# Available data
## begin

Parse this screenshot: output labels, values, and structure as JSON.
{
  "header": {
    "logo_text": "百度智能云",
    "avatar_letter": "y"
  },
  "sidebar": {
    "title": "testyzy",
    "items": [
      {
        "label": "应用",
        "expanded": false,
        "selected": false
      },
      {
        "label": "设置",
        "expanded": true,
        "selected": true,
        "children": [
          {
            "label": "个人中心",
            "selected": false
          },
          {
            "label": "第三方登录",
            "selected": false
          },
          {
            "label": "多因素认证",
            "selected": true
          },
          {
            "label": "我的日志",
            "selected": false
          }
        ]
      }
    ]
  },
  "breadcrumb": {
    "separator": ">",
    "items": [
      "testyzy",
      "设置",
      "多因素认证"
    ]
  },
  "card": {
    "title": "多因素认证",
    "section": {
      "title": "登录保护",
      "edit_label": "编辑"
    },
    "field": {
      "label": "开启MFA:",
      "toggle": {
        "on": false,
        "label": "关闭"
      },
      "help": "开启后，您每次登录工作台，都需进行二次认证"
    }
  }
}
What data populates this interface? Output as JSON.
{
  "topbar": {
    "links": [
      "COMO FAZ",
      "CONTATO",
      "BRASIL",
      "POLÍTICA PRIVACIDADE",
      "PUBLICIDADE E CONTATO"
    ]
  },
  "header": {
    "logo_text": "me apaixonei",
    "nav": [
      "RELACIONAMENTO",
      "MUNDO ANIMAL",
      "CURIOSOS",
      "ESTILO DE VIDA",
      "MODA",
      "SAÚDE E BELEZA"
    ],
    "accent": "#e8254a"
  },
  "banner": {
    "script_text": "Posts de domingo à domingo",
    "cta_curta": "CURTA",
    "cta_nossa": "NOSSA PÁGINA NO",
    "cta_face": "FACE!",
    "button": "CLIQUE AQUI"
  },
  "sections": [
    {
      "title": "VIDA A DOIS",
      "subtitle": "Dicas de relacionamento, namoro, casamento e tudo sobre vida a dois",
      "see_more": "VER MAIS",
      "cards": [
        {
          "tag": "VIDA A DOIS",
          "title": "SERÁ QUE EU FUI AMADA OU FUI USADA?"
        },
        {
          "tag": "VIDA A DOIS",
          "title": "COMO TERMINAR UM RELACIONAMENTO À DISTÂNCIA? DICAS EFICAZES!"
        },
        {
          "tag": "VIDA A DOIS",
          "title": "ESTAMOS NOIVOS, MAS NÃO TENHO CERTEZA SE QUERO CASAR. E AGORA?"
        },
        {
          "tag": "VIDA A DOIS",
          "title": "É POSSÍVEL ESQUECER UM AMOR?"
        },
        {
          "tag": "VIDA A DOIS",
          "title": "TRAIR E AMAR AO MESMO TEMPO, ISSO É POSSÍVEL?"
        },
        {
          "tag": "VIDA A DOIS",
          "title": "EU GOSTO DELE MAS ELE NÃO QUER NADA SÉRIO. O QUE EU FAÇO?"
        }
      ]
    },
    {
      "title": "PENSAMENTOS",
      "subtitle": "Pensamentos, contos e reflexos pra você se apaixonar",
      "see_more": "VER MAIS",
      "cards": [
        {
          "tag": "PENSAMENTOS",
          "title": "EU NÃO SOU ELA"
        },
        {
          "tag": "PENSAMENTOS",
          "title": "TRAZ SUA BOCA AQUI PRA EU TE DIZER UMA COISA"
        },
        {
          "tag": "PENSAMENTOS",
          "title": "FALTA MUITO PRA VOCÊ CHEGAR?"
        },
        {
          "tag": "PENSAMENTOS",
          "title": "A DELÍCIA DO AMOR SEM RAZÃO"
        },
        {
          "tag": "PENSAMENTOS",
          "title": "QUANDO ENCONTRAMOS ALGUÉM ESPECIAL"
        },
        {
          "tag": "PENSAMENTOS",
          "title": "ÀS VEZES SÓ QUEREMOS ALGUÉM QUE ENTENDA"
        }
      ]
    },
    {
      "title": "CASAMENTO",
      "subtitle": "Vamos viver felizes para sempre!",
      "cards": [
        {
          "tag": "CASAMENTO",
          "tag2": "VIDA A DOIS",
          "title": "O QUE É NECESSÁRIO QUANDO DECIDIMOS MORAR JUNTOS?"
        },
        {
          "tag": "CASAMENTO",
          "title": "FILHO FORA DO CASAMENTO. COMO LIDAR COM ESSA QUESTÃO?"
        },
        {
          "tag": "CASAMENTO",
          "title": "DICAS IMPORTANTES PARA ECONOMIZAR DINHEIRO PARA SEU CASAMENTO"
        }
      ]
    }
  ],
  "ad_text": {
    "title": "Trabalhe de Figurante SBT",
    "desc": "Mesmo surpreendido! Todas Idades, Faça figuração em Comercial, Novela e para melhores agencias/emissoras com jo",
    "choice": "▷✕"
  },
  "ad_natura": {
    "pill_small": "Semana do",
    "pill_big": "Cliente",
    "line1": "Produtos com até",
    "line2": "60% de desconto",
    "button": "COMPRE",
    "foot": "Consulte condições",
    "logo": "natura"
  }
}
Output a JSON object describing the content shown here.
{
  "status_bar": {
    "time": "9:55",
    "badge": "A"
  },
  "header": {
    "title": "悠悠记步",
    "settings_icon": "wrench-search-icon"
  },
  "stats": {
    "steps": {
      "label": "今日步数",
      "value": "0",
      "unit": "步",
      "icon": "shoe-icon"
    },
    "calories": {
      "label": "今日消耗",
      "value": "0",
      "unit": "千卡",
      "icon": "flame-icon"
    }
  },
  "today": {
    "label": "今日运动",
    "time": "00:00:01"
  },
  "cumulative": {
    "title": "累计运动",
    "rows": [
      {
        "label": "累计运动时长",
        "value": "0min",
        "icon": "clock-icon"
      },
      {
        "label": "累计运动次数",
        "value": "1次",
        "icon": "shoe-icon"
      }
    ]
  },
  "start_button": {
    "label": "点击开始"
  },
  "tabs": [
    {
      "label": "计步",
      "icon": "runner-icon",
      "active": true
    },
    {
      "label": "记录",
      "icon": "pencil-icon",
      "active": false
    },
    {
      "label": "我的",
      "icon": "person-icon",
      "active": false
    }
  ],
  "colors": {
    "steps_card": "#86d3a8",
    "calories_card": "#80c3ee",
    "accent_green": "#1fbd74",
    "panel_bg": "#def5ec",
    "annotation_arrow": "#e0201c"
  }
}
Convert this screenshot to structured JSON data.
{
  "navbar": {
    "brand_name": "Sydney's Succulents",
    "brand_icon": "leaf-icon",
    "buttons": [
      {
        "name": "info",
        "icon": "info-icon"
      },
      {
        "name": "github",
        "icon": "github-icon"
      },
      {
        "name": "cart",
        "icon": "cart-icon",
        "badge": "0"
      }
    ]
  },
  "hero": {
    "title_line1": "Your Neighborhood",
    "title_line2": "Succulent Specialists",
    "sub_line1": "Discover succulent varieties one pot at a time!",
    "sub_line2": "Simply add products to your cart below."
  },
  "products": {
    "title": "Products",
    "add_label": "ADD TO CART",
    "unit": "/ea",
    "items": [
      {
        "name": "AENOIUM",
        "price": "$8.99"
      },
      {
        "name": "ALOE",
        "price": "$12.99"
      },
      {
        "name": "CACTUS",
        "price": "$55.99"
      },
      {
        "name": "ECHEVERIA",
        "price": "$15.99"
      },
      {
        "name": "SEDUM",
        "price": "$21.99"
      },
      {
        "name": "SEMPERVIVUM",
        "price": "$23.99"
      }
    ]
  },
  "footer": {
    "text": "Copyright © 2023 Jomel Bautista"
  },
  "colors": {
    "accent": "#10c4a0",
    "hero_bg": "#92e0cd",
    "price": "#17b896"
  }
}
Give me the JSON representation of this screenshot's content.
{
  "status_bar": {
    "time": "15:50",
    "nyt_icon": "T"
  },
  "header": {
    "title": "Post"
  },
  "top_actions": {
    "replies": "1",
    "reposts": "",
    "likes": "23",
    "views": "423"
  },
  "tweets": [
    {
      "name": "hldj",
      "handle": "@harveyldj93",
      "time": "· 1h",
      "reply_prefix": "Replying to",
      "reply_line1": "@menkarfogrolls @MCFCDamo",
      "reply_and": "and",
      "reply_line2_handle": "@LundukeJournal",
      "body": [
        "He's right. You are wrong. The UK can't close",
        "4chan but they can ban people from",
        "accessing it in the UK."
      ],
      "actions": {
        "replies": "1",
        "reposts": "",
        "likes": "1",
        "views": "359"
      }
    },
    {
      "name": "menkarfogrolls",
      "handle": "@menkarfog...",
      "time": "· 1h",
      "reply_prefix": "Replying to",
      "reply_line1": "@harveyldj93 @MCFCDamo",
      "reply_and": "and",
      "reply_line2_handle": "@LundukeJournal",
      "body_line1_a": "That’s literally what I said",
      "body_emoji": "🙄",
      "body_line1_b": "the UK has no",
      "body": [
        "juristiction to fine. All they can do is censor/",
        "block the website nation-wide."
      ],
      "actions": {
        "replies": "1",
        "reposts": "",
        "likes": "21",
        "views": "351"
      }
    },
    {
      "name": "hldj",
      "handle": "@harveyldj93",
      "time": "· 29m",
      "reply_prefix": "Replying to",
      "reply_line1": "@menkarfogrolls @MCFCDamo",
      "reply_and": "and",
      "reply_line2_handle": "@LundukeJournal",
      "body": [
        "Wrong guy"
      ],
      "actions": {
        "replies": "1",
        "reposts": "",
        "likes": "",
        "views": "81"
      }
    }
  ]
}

## end

# Problem statement
Search the data for the string "price". List each line that has it.

# Completed exercise
        "price": "$8.99"
        "price": "$12.99"
        "price": "$55.99"
        "price": "$15.99"
        "price": "$21.99"
        "price": "$23.99"
    "price": "#17b896"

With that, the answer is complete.